═══ Data to process ═══

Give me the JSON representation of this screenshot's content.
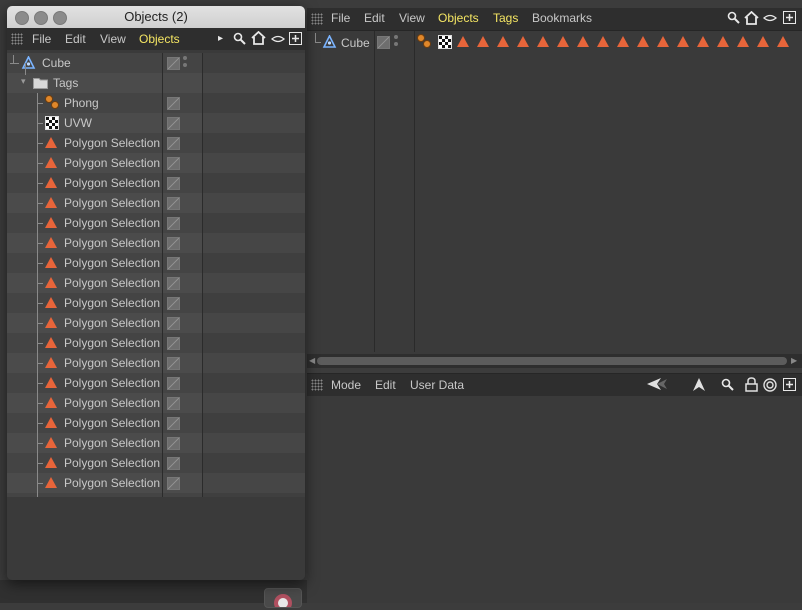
{
  "main_window": {
    "menubar": {
      "items": [
        {
          "label": "File",
          "highlight": false
        },
        {
          "label": "Edit",
          "highlight": false
        },
        {
          "label": "View",
          "highlight": false
        },
        {
          "label": "Objects",
          "highlight": true
        },
        {
          "label": "Tags",
          "highlight": true
        },
        {
          "label": "Bookmarks",
          "highlight": false
        }
      ],
      "icons": [
        "search-icon",
        "home-icon",
        "eye-icon",
        "new-panel-icon"
      ]
    },
    "object_row": {
      "name": "Cube",
      "tags": [
        "phong",
        "uvw",
        "polygon-selection",
        "polygon-selection",
        "polygon-selection",
        "polygon-selection",
        "polygon-selection",
        "polygon-selection",
        "polygon-selection",
        "polygon-selection",
        "polygon-selection",
        "polygon-selection",
        "polygon-selection",
        "polygon-selection",
        "polygon-selection",
        "polygon-selection",
        "polygon-selection",
        "polygon-selection",
        "polygon-selection"
      ]
    },
    "attributes": {
      "menubar": [
        "Mode",
        "Edit",
        "User Data"
      ],
      "icons": [
        "back-icon",
        "forward-icon",
        "up-arrow-icon",
        "search-icon",
        "lock-icon",
        "target-icon",
        "new-panel-icon"
      ]
    }
  },
  "floating_window": {
    "title": "Objects (2)",
    "menubar": [
      {
        "label": "File",
        "highlight": false
      },
      {
        "label": "Edit",
        "highlight": false
      },
      {
        "label": "View",
        "highlight": false
      },
      {
        "label": "Objects",
        "highlight": true
      }
    ],
    "tree": [
      {
        "label": "Cube",
        "kind": "cube",
        "depth": 0
      },
      {
        "label": "Tags",
        "kind": "folder",
        "depth": 1
      },
      {
        "label": "Phong",
        "kind": "phong",
        "depth": 2
      },
      {
        "label": "UVW",
        "kind": "uvw",
        "depth": 2
      },
      {
        "label": "Polygon Selection",
        "kind": "polygon-selection",
        "depth": 2
      },
      {
        "label": "Polygon Selection",
        "kind": "polygon-selection",
        "depth": 2
      },
      {
        "label": "Polygon Selection",
        "kind": "polygon-selection",
        "depth": 2
      },
      {
        "label": "Polygon Selection",
        "kind": "polygon-selection",
        "depth": 2
      },
      {
        "label": "Polygon Selection",
        "kind": "polygon-selection",
        "depth": 2
      },
      {
        "label": "Polygon Selection",
        "kind": "polygon-selection",
        "depth": 2
      },
      {
        "label": "Polygon Selection",
        "kind": "polygon-selection",
        "depth": 2
      },
      {
        "label": "Polygon Selection",
        "kind": "polygon-selection",
        "depth": 2
      },
      {
        "label": "Polygon Selection",
        "kind": "polygon-selection",
        "depth": 2
      },
      {
        "label": "Polygon Selection",
        "kind": "polygon-selection",
        "depth": 2
      },
      {
        "label": "Polygon Selection",
        "kind": "polygon-selection",
        "depth": 2
      },
      {
        "label": "Polygon Selection",
        "kind": "polygon-selection",
        "depth": 2
      },
      {
        "label": "Polygon Selection",
        "kind": "polygon-selection",
        "depth": 2
      },
      {
        "label": "Polygon Selection",
        "kind": "polygon-selection",
        "depth": 2
      },
      {
        "label": "Polygon Selection",
        "kind": "polygon-selection",
        "depth": 2
      },
      {
        "label": "Polygon Selection",
        "kind": "polygon-selection",
        "depth": 2
      },
      {
        "label": "Polygon Selection",
        "kind": "polygon-selection",
        "depth": 2
      },
      {
        "label": "Polygon Selection",
        "kind": "polygon-selection",
        "depth": 2
      },
      {
        "label": "Polygon Selection",
        "kind": "polygon-selection",
        "depth": 2
      }
    ]
  },
  "colors": {
    "highlight": "#f5e663",
    "tag_orange": "#e8653a",
    "panel_bg": "#3a3a3a",
    "menubar_bg": "#2e2e2e",
    "cube_blue": "#7ab4ff"
  }
}
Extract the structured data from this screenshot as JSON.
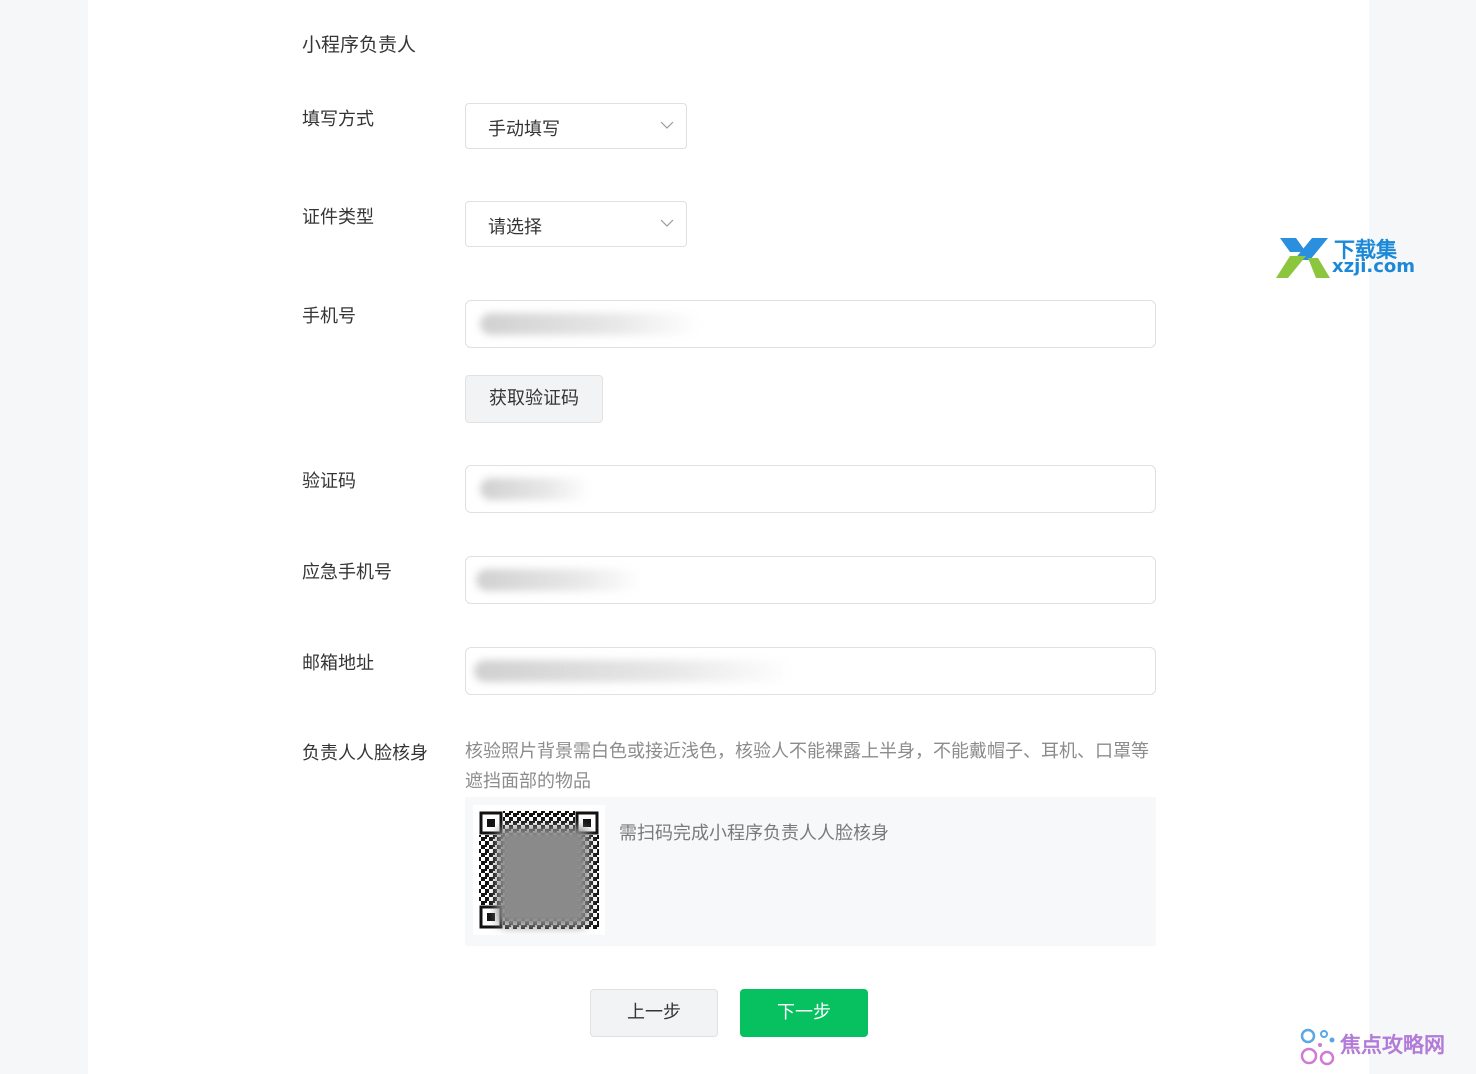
{
  "section": {
    "title": "小程序负责人"
  },
  "form": {
    "fill_method": {
      "label": "填写方式",
      "value": "手动填写"
    },
    "id_type": {
      "label": "证件类型",
      "value": "请选择"
    },
    "phone": {
      "label": "手机号"
    },
    "get_code_button": "获取验证码",
    "verify_code": {
      "label": "验证码"
    },
    "emergency_phone": {
      "label": "应急手机号"
    },
    "email": {
      "label": "邮箱地址"
    },
    "face_verify": {
      "label": "负责人人脸核身",
      "hint": "核验照片背景需白色或接近浅色，核验人不能裸露上半身，不能戴帽子、耳机、口罩等遮挡面部的物品",
      "qr_caption": "需扫码完成小程序负责人人脸核身",
      "qr_icon": "qr-code-icon"
    }
  },
  "actions": {
    "prev": "上一步",
    "next": "下一步"
  },
  "watermarks": {
    "top": {
      "line1": "下载集",
      "line2": "xzji.com"
    },
    "bottom": {
      "name": "焦点攻略网"
    }
  },
  "colors": {
    "primary": "#07c160",
    "watermark_blue": "#1c88d8",
    "watermark_purple": "#b27bd8"
  }
}
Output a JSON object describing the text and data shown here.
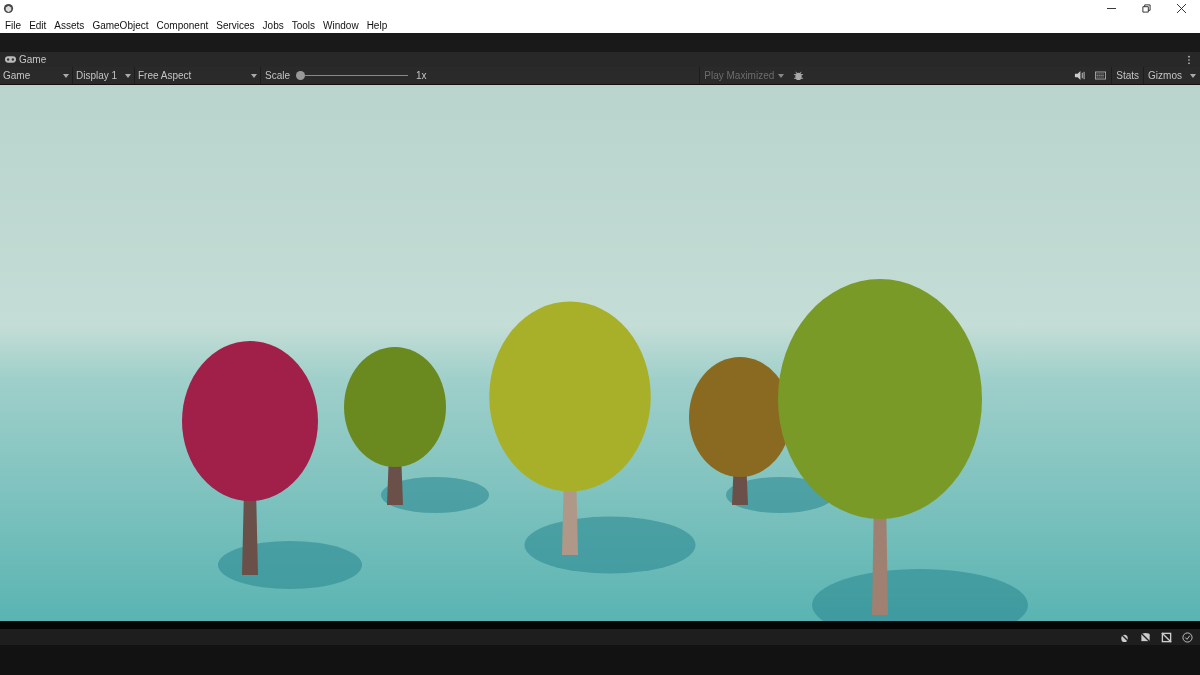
{
  "menu": [
    "File",
    "Edit",
    "Assets",
    "GameObject",
    "Component",
    "Services",
    "Jobs",
    "Tools",
    "Window",
    "Help"
  ],
  "tab": {
    "label": "Game"
  },
  "toolbar": {
    "view": "Game",
    "display": "Display 1",
    "aspect": "Free Aspect",
    "scale_label": "Scale",
    "scale": {
      "level": 0
    },
    "scale_reading": "1x",
    "play_maximized": {
      "label": "Play Maximized",
      "disabled": true
    },
    "stats": {
      "label": "Stats",
      "disabled": false
    },
    "gizmos": {
      "label": "Gizmos",
      "disabled": false
    }
  }
}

═══

Written problem: Repeat all of the entries word for word, but omit the pictures.

Task response:
Give me the JSON representation of this screenshot's content.
{
  "main_window": {
    "menubar": {
      "items": [
        {
          "label": "File",
          "highlight": false
        },
        {
          "label": "Edit",
          "highlight": false
        },
        {
          "label": "View",
          "highlight": false
        },
        {
          "label": "Objects",
          "highlight": true
        },
        {
          "label": "Tags",
          "highlight": true
        },
        {
          "label": "Bookmarks",
          "highlight": false
        }
      ],
      "icons": [
        "search-icon",
        "home-icon",
        "eye-icon",
        "new-panel-icon"
      ]
    },
    "object_row": {
      "name": "Cube",
      "tags": [
        "phong",
        "uvw",
        "polygon-selection",
        "polygon-selection",
        "polygon-selection",
        "polygon-selection",
        "polygon-selection",
        "polygon-selection",
        "polygon-selection",
        "polygon-selection",
        "polygon-selection",
        "polygon-selection",
        "polygon-selection",
        "polygon-selection",
        "polygon-selection",
        "polygon-selection",
        "polygon-selection",
        "polygon-selection",
        "polygon-selection"
      ]
    },
    "attributes": {
      "menubar": [
        "Mode",
        "Edit",
        "User Data"
      ],
      "icons": [
        "back-icon",
        "forward-icon",
        "up-arrow-icon",
        "search-icon",
        "lock-icon",
        "target-icon",
        "new-panel-icon"
      ]
    }
  },
  "floating_window": {
    "title": "Objects (2)",
    "menubar": [
      {
        "label": "File",
        "highlight": false
      },
      {
        "label": "Edit",
        "highlight": false
      },
      {
        "label": "View",
        "highlight": false
      },
      {
        "label": "Objects",
        "highlight": true
      }
    ],
    "tree": [
      {
        "label": "Cube",
        "kind": "cube",
        "depth": 0
      },
      {
        "label": "Tags",
        "kind": "folder",
        "depth": 1
      },
      {
        "label": "Phong",
        "kind": "phong",
        "depth": 2
      },
      {
        "label": "UVW",
        "kind": "uvw",
        "depth": 2
      },
      {
        "label": "Polygon Selection",
        "kind": "polygon-selection",
        "depth": 2
      },
      {
        "label": "Polygon Selection",
        "kind": "polygon-selection",
        "depth": 2
      },
      {
        "label": "Polygon Selection",
        "kind": "polygon-selection",
        "depth": 2
      },
      {
        "label": "Polygon Selection",
        "kind": "polygon-selection",
        "depth": 2
      },
      {
        "label": "Polygon Selection",
        "kind": "polygon-selection",
        "depth": 2
      },
      {
        "label": "Polygon Selection",
        "kind": "polygon-selection",
        "depth": 2
      },
      {
        "label": "Polygon Selection",
        "kind": "polygon-selection",
        "depth": 2
      },
      {
        "label": "Polygon Selection",
        "kind": "polygon-selection",
        "depth": 2
      },
      {
        "label": "Polygon Selection",
        "kind": "polygon-selection",
        "depth": 2
      },
      {
        "label": "Polygon Selection",
        "kind": "polygon-selection",
        "depth": 2
      },
      {
        "label": "Polygon Selection",
        "kind": "polygon-selection",
        "depth": 2
      },
      {
        "label": "Polygon Selection",
        "kind": "polygon-selection",
        "depth": 2
      },
      {
        "label": "Polygon Selection",
        "kind": "polygon-selection",
        "depth": 2
      },
      {
        "label": "Polygon Selection",
        "kind": "polygon-selection",
        "depth": 2
      },
      {
        "label": "Polygon Selection",
        "kind": "polygon-selection",
        "depth": 2
      },
      {
        "label": "Polygon Selection",
        "kind": "polygon-selection",
        "depth": 2
      },
      {
        "label": "Polygon Selection",
        "kind": "polygon-selection",
        "depth": 2
      },
      {
        "label": "Polygon Selection",
        "kind": "polygon-selection",
        "depth": 2
      },
      {
        "label": "Polygon Selection",
        "kind": "polygon-selection",
        "depth": 2
      }
    ]
  },
  "colors": {
    "highlight": "#f5e663",
    "tag_orange": "#e8653a",
    "panel_bg": "#3a3a3a",
    "menubar_bg": "#2e2e2e",
    "cube_blue": "#7ab4ff"
  }
}
Extract the structured data from this screenshot as JSON.
{
  "section": {
    "title": "小程序负责人"
  },
  "form": {
    "fill_method": {
      "label": "填写方式",
      "value": "手动填写"
    },
    "id_type": {
      "label": "证件类型",
      "value": "请选择"
    },
    "phone": {
      "label": "手机号"
    },
    "get_code_button": "获取验证码",
    "verify_code": {
      "label": "验证码"
    },
    "emergency_phone": {
      "label": "应急手机号"
    },
    "email": {
      "label": "邮箱地址"
    },
    "face_verify": {
      "label": "负责人人脸核身",
      "hint": "核验照片背景需白色或接近浅色，核验人不能裸露上半身，不能戴帽子、耳机、口罩等遮挡面部的物品",
      "qr_caption": "需扫码完成小程序负责人人脸核身",
      "qr_icon": "qr-code-icon"
    }
  },
  "actions": {
    "prev": "上一步",
    "next": "下一步"
  },
  "watermarks": {
    "top": {
      "line1": "下载集",
      "line2": "xzji.com"
    },
    "bottom": {
      "name": "焦点攻略网"
    }
  },
  "colors": {
    "primary": "#07c160",
    "watermark_blue": "#1c88d8",
    "watermark_purple": "#b27bd8"
  }
}
Output a JSON object describing the text and data shown here.
{
  "menu": [
    "File",
    "Edit",
    "Assets",
    "GameObject",
    "Component",
    "Services",
    "Jobs",
    "Tools",
    "Window",
    "Help"
  ],
  "tab": {
    "label": "Game"
  },
  "toolbar": {
    "view": "Game",
    "display": "Display 1",
    "aspect": "Free Aspect",
    "scale_label": "Scale",
    "scale": {
      "level": 0
    },
    "scale_reading": "1x",
    "play_maximized": {
      "label": "Play Maximized",
      "disabled": true
    },
    "stats": {
      "label": "Stats",
      "disabled": false
    },
    "gizmos": {
      "label": "Gizmos",
      "disabled": false
    }
  }
}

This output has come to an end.